* **Exercise**: Take every line where the string "Left" appears and copy it.

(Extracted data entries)
[START]

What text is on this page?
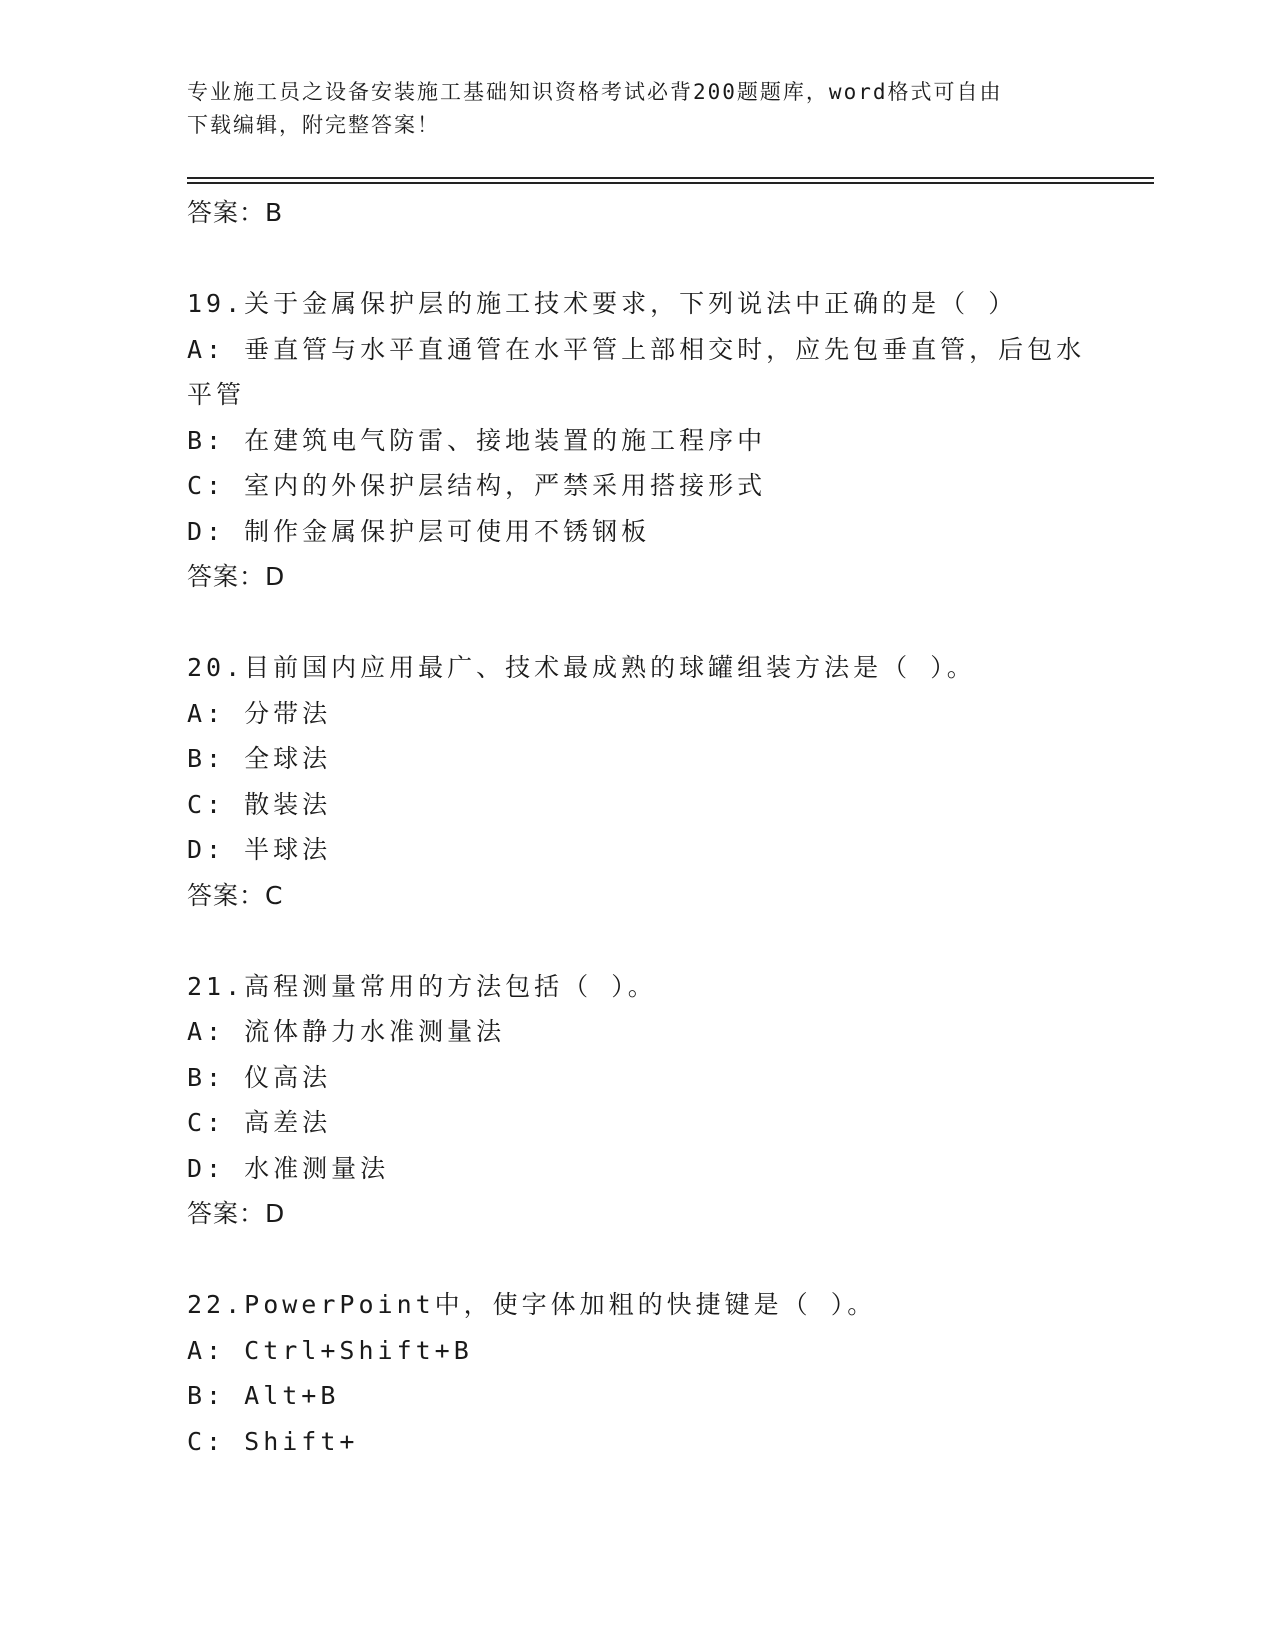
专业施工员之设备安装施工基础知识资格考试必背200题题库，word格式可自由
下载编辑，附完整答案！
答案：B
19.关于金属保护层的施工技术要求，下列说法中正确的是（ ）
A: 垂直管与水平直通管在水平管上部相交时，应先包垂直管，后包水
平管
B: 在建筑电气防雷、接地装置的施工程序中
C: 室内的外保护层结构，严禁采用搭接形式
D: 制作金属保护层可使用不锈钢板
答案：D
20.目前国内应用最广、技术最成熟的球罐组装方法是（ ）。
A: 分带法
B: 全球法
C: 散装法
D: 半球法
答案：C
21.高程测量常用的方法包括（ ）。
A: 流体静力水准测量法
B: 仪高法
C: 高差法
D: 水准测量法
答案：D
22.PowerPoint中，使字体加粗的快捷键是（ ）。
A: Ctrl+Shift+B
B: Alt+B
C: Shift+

[END]
[START]

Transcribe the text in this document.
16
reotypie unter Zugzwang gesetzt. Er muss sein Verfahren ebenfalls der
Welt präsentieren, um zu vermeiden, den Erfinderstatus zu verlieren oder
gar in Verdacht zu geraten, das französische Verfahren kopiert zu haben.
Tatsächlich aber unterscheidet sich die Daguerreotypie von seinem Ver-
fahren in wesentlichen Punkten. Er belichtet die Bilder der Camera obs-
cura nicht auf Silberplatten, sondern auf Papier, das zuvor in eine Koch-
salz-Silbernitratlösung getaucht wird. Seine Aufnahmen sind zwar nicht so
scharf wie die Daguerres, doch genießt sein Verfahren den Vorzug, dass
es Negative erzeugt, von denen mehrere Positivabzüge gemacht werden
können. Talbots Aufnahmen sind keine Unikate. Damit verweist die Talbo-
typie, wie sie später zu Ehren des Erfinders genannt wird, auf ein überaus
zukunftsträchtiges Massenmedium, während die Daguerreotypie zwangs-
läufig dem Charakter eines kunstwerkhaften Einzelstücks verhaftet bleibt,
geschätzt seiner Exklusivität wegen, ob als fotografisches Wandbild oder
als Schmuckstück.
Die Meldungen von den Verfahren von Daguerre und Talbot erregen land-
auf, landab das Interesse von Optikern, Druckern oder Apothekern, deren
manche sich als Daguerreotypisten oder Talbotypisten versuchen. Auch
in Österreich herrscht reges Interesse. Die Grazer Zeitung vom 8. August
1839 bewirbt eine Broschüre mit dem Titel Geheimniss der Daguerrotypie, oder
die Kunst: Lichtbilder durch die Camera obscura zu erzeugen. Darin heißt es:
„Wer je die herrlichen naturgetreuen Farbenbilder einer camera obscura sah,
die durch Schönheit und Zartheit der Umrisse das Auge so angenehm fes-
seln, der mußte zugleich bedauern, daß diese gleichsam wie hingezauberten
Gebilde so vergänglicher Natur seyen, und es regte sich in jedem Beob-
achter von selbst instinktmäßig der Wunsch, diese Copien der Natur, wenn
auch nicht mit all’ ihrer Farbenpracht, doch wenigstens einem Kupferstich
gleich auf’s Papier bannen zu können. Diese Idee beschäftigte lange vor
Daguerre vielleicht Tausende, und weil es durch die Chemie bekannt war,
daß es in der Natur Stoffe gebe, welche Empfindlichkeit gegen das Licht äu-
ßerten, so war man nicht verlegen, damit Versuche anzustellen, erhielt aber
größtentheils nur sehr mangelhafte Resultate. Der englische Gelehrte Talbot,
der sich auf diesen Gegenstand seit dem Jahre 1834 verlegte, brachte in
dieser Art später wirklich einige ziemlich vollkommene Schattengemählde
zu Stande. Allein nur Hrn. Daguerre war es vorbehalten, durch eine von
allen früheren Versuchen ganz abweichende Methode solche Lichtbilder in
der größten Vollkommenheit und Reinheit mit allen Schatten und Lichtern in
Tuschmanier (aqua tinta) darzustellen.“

[END]
[START]

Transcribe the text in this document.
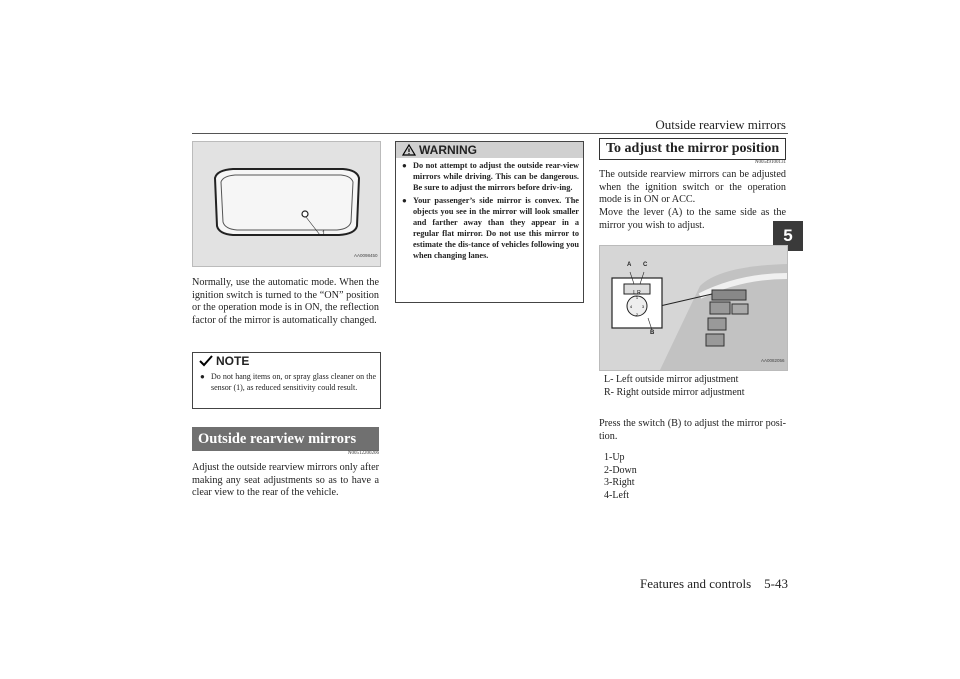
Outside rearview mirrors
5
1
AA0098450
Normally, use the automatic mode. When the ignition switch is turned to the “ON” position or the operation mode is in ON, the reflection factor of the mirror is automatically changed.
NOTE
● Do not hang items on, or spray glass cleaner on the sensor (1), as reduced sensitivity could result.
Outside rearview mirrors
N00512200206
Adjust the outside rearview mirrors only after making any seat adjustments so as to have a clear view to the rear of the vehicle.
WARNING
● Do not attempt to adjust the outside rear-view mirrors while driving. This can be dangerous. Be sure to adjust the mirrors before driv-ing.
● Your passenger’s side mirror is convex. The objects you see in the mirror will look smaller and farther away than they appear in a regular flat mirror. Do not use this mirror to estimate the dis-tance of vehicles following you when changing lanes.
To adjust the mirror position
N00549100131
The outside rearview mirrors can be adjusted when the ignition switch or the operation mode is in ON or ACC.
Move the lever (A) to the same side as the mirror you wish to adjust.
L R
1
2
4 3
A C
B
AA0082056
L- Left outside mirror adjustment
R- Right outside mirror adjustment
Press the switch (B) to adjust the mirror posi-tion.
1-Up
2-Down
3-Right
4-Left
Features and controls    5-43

[END]

* **Response for this exercise**:
L- Left outside mirror adjustment
4-Left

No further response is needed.